Task prompt: Check every line of the data below for the word "protein", then give only the number of lines that have it.

[Data excerpts]

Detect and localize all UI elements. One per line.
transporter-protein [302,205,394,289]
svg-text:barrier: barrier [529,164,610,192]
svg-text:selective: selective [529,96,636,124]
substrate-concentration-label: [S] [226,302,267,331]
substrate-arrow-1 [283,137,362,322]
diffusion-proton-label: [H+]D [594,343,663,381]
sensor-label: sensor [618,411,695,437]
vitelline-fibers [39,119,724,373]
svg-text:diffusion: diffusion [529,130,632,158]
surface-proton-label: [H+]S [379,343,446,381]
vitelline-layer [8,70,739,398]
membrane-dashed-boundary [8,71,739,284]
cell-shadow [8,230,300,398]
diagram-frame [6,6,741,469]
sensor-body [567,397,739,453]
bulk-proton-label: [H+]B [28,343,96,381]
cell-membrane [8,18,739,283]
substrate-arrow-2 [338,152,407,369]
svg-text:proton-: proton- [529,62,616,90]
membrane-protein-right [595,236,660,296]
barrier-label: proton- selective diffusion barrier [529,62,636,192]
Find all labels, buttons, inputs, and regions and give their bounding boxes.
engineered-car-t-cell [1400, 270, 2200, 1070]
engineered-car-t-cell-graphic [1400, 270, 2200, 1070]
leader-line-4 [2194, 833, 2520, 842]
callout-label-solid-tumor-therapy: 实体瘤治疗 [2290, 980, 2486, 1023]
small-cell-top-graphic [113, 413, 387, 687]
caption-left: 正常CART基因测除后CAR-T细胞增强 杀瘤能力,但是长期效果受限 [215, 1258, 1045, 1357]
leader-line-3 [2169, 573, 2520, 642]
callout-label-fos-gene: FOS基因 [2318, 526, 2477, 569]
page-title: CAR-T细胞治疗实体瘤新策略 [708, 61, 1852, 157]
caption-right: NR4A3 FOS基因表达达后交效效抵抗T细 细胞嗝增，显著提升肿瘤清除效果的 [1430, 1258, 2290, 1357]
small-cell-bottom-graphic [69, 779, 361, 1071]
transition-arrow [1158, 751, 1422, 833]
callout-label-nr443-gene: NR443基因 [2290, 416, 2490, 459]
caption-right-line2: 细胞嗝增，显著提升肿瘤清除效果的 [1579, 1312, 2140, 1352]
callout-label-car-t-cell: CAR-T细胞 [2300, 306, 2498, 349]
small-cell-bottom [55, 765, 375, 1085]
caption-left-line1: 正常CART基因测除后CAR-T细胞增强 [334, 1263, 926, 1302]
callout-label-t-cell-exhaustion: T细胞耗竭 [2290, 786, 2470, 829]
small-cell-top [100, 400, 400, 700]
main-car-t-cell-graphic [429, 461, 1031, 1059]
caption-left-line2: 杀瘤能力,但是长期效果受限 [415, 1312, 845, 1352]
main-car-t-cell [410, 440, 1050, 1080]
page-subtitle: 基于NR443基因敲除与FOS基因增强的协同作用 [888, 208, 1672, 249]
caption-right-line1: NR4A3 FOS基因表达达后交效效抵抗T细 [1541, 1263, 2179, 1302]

[/Data excerpts]

Result for this exercise: 2